Data for the task.

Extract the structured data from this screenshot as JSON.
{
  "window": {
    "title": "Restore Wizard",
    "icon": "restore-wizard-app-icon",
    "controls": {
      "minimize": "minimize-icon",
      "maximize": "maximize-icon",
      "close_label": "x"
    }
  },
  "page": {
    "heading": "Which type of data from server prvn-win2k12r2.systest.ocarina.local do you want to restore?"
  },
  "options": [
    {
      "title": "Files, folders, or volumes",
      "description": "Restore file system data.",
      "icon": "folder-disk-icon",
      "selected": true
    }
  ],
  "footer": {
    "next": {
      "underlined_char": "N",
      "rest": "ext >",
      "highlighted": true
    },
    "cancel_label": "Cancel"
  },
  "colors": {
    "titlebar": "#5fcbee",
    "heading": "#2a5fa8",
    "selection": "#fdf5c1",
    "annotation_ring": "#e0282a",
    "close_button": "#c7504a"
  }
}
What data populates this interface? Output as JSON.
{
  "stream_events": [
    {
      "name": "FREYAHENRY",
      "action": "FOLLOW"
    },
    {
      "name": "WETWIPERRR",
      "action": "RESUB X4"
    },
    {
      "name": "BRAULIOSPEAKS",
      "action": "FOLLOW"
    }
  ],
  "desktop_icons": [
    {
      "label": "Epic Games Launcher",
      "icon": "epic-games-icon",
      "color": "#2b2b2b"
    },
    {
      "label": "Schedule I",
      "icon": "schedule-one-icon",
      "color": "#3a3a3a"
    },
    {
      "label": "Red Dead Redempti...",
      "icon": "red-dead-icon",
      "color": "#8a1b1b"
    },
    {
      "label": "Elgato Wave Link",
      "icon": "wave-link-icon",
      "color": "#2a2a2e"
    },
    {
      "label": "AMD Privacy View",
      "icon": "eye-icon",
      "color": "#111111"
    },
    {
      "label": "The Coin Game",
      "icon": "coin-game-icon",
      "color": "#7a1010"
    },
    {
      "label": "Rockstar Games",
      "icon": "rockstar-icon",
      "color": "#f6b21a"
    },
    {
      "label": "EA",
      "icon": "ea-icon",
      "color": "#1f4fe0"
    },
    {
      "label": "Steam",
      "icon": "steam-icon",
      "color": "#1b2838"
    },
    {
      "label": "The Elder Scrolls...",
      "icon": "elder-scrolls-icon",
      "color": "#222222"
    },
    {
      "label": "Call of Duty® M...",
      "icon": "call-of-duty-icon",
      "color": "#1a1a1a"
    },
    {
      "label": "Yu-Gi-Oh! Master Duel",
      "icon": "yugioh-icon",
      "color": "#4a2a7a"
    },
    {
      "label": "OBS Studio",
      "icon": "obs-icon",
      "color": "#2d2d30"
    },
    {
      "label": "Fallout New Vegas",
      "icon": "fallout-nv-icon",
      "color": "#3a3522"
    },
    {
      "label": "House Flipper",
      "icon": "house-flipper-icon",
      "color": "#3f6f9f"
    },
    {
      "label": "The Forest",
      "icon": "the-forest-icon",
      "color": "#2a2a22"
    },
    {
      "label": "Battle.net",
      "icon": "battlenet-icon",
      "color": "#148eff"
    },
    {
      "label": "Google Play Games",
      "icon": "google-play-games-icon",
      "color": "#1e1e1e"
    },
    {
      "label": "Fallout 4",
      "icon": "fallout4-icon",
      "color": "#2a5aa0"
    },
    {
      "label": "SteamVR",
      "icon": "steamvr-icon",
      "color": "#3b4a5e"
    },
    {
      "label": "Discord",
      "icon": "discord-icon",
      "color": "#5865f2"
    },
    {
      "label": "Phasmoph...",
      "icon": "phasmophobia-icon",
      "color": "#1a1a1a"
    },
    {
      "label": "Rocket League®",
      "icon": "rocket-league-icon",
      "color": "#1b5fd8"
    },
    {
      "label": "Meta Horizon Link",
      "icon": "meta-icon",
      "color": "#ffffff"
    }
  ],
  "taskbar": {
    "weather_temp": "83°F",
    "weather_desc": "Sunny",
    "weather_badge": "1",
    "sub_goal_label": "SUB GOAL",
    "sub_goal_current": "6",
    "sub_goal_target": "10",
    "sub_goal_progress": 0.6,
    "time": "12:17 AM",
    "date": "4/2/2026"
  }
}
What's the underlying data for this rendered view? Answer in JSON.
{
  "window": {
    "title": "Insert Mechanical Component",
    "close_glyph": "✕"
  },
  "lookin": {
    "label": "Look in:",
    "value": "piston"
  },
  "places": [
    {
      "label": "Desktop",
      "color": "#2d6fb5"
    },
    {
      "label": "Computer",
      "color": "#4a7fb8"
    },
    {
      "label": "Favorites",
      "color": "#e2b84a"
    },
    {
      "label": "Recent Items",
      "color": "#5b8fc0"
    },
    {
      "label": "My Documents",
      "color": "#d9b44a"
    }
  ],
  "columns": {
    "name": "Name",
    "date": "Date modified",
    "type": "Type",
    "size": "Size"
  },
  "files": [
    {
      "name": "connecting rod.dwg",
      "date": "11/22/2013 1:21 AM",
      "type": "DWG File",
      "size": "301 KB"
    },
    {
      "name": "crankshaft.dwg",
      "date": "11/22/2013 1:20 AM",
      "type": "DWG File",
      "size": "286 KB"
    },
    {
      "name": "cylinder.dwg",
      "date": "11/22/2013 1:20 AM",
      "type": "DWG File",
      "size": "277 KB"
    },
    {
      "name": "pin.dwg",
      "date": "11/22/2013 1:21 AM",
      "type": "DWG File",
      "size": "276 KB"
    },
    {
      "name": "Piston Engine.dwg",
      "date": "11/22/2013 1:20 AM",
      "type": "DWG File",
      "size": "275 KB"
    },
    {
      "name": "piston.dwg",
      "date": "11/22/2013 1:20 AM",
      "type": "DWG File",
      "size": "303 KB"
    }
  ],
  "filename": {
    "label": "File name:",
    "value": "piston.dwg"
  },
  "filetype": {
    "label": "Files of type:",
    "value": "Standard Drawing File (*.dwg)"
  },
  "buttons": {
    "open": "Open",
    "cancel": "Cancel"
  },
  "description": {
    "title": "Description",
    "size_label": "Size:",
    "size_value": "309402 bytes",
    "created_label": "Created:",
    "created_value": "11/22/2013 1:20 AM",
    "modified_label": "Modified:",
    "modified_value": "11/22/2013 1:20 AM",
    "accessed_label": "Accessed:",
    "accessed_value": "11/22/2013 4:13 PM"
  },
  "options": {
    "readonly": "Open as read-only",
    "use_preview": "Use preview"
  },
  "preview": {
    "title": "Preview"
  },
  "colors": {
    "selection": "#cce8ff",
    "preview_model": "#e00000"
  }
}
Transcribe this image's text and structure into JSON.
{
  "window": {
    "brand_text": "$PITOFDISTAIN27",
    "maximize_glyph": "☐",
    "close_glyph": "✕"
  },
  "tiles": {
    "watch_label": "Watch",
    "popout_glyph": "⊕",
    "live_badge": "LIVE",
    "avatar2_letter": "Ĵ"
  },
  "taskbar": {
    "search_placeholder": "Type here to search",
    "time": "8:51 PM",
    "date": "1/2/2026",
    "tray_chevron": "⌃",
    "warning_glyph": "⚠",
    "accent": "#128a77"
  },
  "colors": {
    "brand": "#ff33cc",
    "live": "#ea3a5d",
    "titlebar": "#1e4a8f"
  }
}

Exercise details. Using the material above, print every entry exactly as written.

Finished task.
Extract the structured data from this screenshot as JSON.
{
  "window": {
    "title": "Restore Wizard",
    "icon": "restore-wizard-app-icon",
    "controls": {
      "minimize": "minimize-icon",
      "maximize": "maximize-icon",
      "close_label": "x"
    }
  },
  "page": {
    "heading": "Which type of data from server prvn-win2k12r2.systest.ocarina.local do you want to restore?"
  },
  "options": [
    {
      "title": "Files, folders, or volumes",
      "description": "Restore file system data.",
      "icon": "folder-disk-icon",
      "selected": true
    }
  ],
  "footer": {
    "next": {
      "underlined_char": "N",
      "rest": "ext >",
      "highlighted": true
    },
    "cancel_label": "Cancel"
  },
  "colors": {
    "titlebar": "#5fcbee",
    "heading": "#2a5fa8",
    "selection": "#fdf5c1",
    "annotation_ring": "#e0282a",
    "close_button": "#c7504a"
  }
}
What data populates this interface? Output as JSON.
{
  "stream_events": [
    {
      "name": "FREYAHENRY",
      "action": "FOLLOW"
    },
    {
      "name": "WETWIPERRR",
      "action": "RESUB X4"
    },
    {
      "name": "BRAULIOSPEAKS",
      "action": "FOLLOW"
    }
  ],
  "desktop_icons": [
    {
      "label": "Epic Games Launcher",
      "icon": "epic-games-icon",
      "color": "#2b2b2b"
    },
    {
      "label": "Schedule I",
      "icon": "schedule-one-icon",
      "color": "#3a3a3a"
    },
    {
      "label": "Red Dead Redempti...",
      "icon": "red-dead-icon",
      "color": "#8a1b1b"
    },
    {
      "label": "Elgato Wave Link",
      "icon": "wave-link-icon",
      "color": "#2a2a2e"
    },
    {
      "label": "AMD Privacy View",
      "icon": "eye-icon",
      "color": "#111111"
    },
    {
      "label": "The Coin Game",
      "icon": "coin-game-icon",
      "color": "#7a1010"
    },
    {
      "label": "Rockstar Games",
      "icon": "rockstar-icon",
      "color": "#f6b21a"
    },
    {
      "label": "EA",
      "icon": "ea-icon",
      "color": "#1f4fe0"
    },
    {
      "label": "Steam",
      "icon": "steam-icon",
      "color": "#1b2838"
    },
    {
      "label": "The Elder Scrolls...",
      "icon": "elder-scrolls-icon",
      "color": "#222222"
    },
    {
      "label": "Call of Duty® M...",
      "icon": "call-of-duty-icon",
      "color": "#1a1a1a"
    },
    {
      "label": "Yu-Gi-Oh! Master Duel",
      "icon": "yugioh-icon",
      "color": "#4a2a7a"
    },
    {
      "label": "OBS Studio",
      "icon": "obs-icon",
      "color": "#2d2d30"
    },
    {
      "label": "Fallout New Vegas",
      "icon": "fallout-nv-icon",
      "color": "#3a3522"
    },
    {
      "label": "House Flipper",
      "icon": "house-flipper-icon",
      "color": "#3f6f9f"
    },
    {
      "label": "The Forest",
      "icon": "the-forest-icon",
      "color": "#2a2a22"
    },
    {
      "label": "Battle.net",
      "icon": "battlenet-icon",
      "color": "#148eff"
    },
    {
      "label": "Google Play Games",
      "icon": "google-play-games-icon",
      "color": "#1e1e1e"
    },
    {
      "label": "Fallout 4",
      "icon": "fallout4-icon",
      "color": "#2a5aa0"
    },
    {
      "label": "SteamVR",
      "icon": "steamvr-icon",
      "color": "#3b4a5e"
    },
    {
      "label": "Discord",
      "icon": "discord-icon",
      "color": "#5865f2"
    },
    {
      "label": "Phasmoph...",
      "icon": "phasmophobia-icon",
      "color": "#1a1a1a"
    },
    {
      "label": "Rocket League®",
      "icon": "rocket-league-icon",
      "color": "#1b5fd8"
    },
    {
      "label": "Meta Horizon Link",
      "icon": "meta-icon",
      "color": "#ffffff"
    }
  ],
  "taskbar": {
    "weather_temp": "83°F",
    "weather_desc": "Sunny",
    "weather_badge": "1",
    "sub_goal_label": "SUB GOAL",
    "sub_goal_current": "6",
    "sub_goal_target": "10",
    "sub_goal_progress": 0.6,
    "time": "12:17 AM",
    "date": "4/2/2026"
  }
}
What's the underlying data for this rendered view? Answer in JSON.
{
  "window": {
    "title": "Insert Mechanical Component",
    "close_glyph": "✕"
  },
  "lookin": {
    "label": "Look in:",
    "value": "piston"
  },
  "places": [
    {
      "label": "Desktop",
      "color": "#2d6fb5"
    },
    {
      "label": "Computer",
      "color": "#4a7fb8"
    },
    {
      "label": "Favorites",
      "color": "#e2b84a"
    },
    {
      "label": "Recent Items",
      "color": "#5b8fc0"
    },
    {
      "label": "My Documents",
      "color": "#d9b44a"
    }
  ],
  "columns": {
    "name": "Name",
    "date": "Date modified",
    "type": "Type",
    "size": "Size"
  },
  "files": [
    {
      "name": "connecting rod.dwg",
      "date": "11/22/2013 1:21 AM",
      "type": "DWG File",
      "size": "301 KB"
    },
    {
      "name": "crankshaft.dwg",
      "date": "11/22/2013 1:20 AM",
      "type": "DWG File",
      "size": "286 KB"
    },
    {
      "name": "cylinder.dwg",
      "date": "11/22/2013 1:20 AM",
      "type": "DWG File",
      "size": "277 KB"
    },
    {
      "name": "pin.dwg",
      "date": "11/22/2013 1:21 AM",
      "type": "DWG File",
      "size": "276 KB"
    },
    {
      "name": "Piston Engine.dwg",
      "date": "11/22/2013 1:20 AM",
      "type": "DWG File",
      "size": "275 KB"
    },
    {
      "name": "piston.dwg",
      "date": "11/22/2013 1:20 AM",
      "type": "DWG File",
      "size": "303 KB"
    }
  ],
  "filename": {
    "label": "File name:",
    "value": "piston.dwg"
  },
  "filetype": {
    "label": "Files of type:",
    "value": "Standard Drawing File (*.dwg)"
  },
  "buttons": {
    "open": "Open",
    "cancel": "Cancel"
  },
  "description": {
    "title": "Description",
    "size_label": "Size:",
    "size_value": "309402 bytes",
    "created_label": "Created:",
    "created_value": "11/22/2013 1:20 AM",
    "modified_label": "Modified:",
    "modified_value": "11/22/2013 1:20 AM",
    "accessed_label": "Accessed:",
    "accessed_value": "11/22/2013 4:13 PM"
  },
  "options": {
    "readonly": "Open as read-only",
    "use_preview": "Use preview"
  },
  "preview": {
    "title": "Preview"
  },
  "colors": {
    "selection": "#cce8ff",
    "preview_model": "#e00000"
  }
}
Transcribe this image's text and structure into JSON.
{
  "window": {
    "brand_text": "$PITOFDISTAIN27",
    "maximize_glyph": "☐",
    "close_glyph": "✕"
  },
  "tiles": {
    "watch_label": "Watch",
    "popout_glyph": "⊕",
    "live_badge": "LIVE",
    "avatar2_letter": "Ĵ"
  },
  "taskbar": {
    "search_placeholder": "Type here to search",
    "time": "8:51 PM",
    "date": "1/2/2026",
    "tray_chevron": "⌃",
    "warning_glyph": "⚠",
    "accent": "#128a77"
  },
  "colors": {
    "brand": "#ff33cc",
    "live": "#ea3a5d",
    "titlebar": "#1e4a8f"
  }
}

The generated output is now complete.